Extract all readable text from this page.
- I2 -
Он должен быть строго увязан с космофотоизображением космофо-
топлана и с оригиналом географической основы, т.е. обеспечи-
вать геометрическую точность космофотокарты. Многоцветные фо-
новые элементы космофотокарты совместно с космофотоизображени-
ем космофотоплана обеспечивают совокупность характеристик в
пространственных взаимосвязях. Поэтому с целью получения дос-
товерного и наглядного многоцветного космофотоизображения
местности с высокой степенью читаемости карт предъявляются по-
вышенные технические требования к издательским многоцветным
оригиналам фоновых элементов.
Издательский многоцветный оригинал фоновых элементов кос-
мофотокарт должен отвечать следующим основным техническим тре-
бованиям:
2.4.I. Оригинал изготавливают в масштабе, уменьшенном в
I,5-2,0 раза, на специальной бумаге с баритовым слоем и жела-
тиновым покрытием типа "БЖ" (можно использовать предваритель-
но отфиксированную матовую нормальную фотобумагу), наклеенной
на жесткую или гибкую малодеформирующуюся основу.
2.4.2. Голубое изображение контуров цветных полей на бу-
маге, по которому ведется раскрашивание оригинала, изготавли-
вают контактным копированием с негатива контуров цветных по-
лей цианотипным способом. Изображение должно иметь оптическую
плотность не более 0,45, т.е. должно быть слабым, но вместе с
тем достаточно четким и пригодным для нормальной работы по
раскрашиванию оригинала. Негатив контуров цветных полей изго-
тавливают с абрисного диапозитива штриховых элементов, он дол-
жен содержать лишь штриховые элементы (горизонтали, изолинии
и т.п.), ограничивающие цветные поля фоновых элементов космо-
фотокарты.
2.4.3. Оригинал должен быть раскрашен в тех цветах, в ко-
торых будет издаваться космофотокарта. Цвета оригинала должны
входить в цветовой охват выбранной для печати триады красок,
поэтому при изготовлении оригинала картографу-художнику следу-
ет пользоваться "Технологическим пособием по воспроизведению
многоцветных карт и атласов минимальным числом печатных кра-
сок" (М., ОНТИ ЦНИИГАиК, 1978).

-.-.-

- **WRITTEN EXERCISE**:
Collect each line of the entries that has the word "должно", copying it in full.

- **EXERCISE OUTPUT**:
лей цианотипным способом. Изображение должно иметь оптическую
плотность не более 0,45, т.е. должно быть слабым, но вместе с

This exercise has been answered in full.